Provided records -
★ ★ ★ ★ ★

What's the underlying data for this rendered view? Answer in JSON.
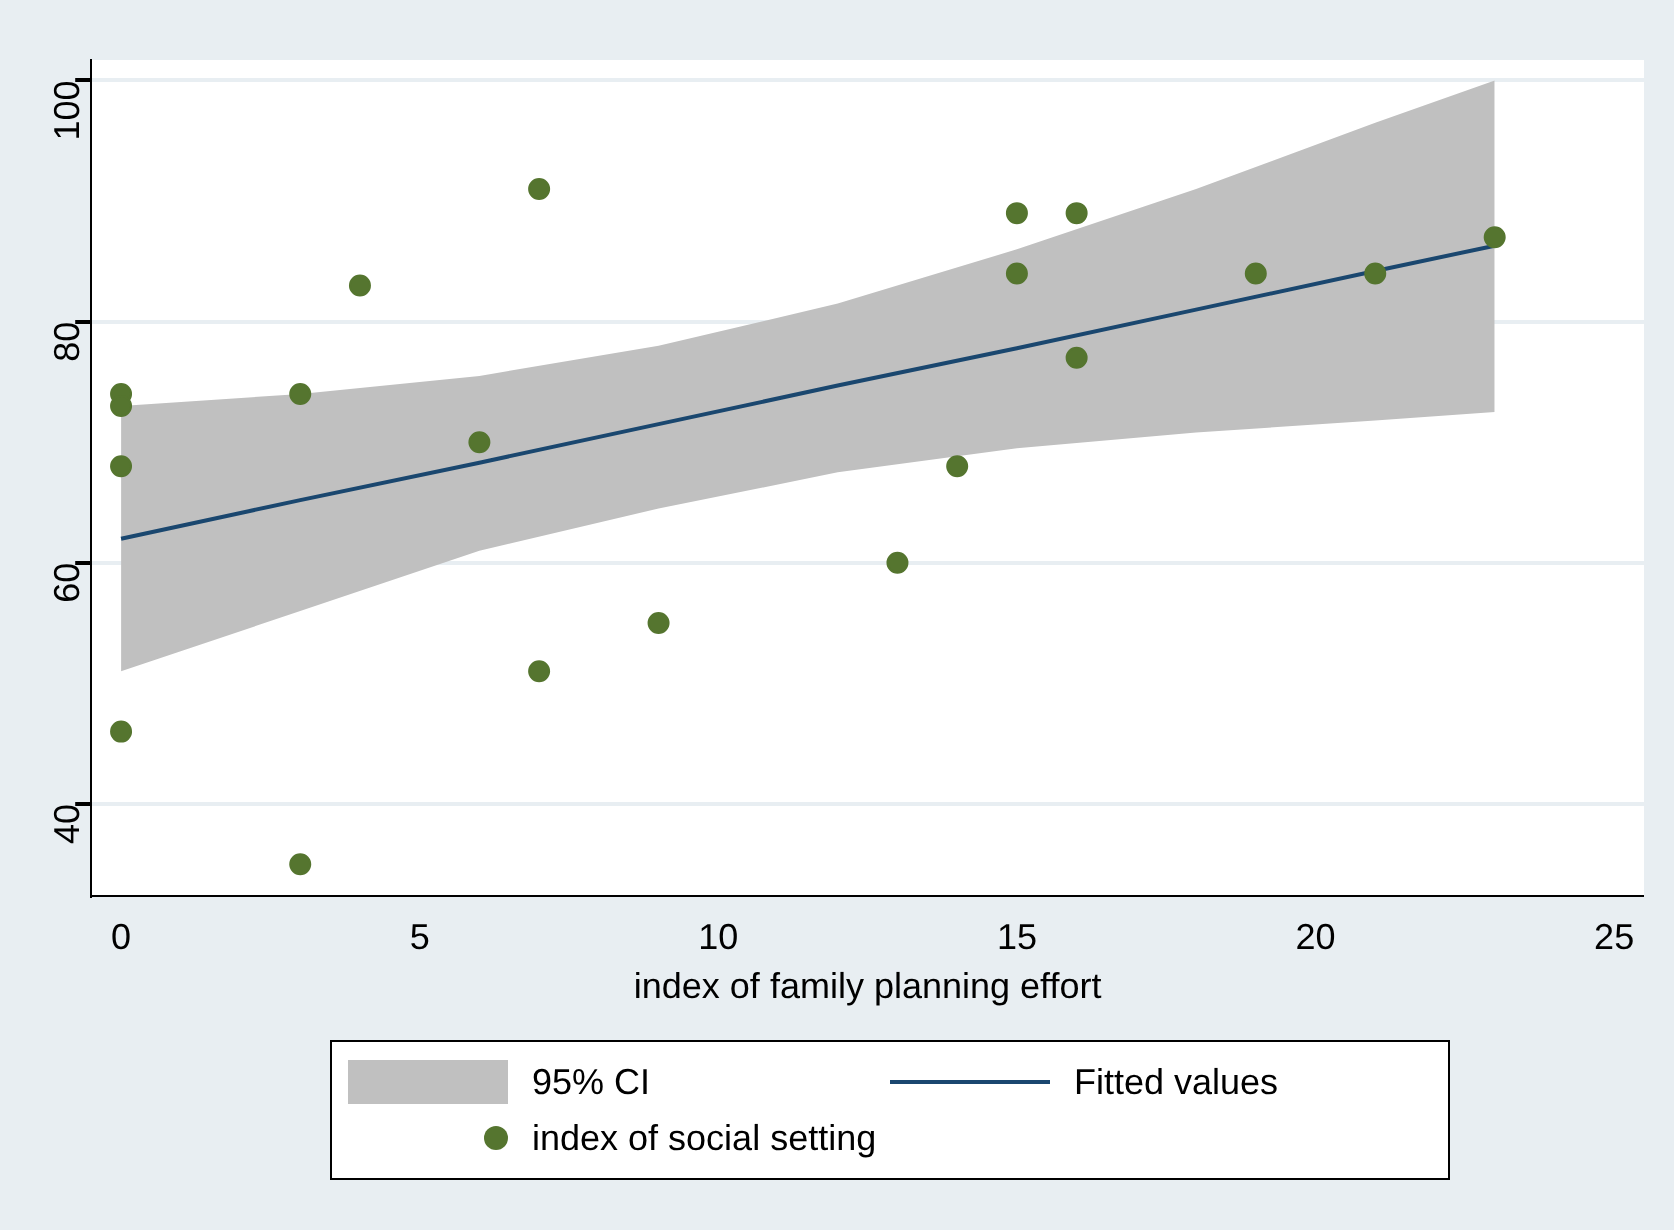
{
  "chart_data": {
    "type": "scatter",
    "xlabel": "index of family planning effort",
    "xlim": [
      -0.5,
      25.5
    ],
    "ylim": [
      32.4,
      101.7
    ],
    "xticks": [
      0,
      5,
      10,
      15,
      20,
      25
    ],
    "yticks": [
      40,
      60,
      80,
      100
    ],
    "grid": "y",
    "legend": "bottom",
    "annotations": [
      "95% CI"
    ],
    "series": [
      {
        "name": "Fitted values",
        "type": "line",
        "color": "#1a476f",
        "x": [
          0,
          3,
          6,
          9,
          12,
          15,
          18,
          21,
          23
        ],
        "values": [
          62,
          65.2,
          68.3,
          71.5,
          74.7,
          77.8,
          81,
          84.2,
          86.3
        ],
        "lower": [
          51,
          56,
          61,
          64.5,
          67.5,
          69.5,
          70.8,
          71.8,
          72.5
        ],
        "upper": [
          73,
          74,
          75.5,
          78,
          81.5,
          86,
          91,
          96.5,
          100
        ]
      },
      {
        "name": "index of social setting",
        "color": "#55752f",
        "marker": "circle",
        "x": [
          0,
          0,
          0,
          0,
          3,
          3,
          4,
          6,
          7,
          7,
          9,
          13,
          14,
          15,
          15,
          16,
          16,
          19,
          21,
          23
        ],
        "values": [
          74,
          73,
          68,
          46,
          74,
          35,
          83,
          70,
          91,
          51,
          55,
          60,
          68,
          89,
          84,
          89,
          77,
          84,
          84,
          87
        ]
      }
    ]
  }
}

★ ★ ★ ★ ★

Exercise aim -
Identify every line where the string "index" appears.

Finished exercise -
    "xlabel": "index of family planning effort",
        "name": "index of social setting",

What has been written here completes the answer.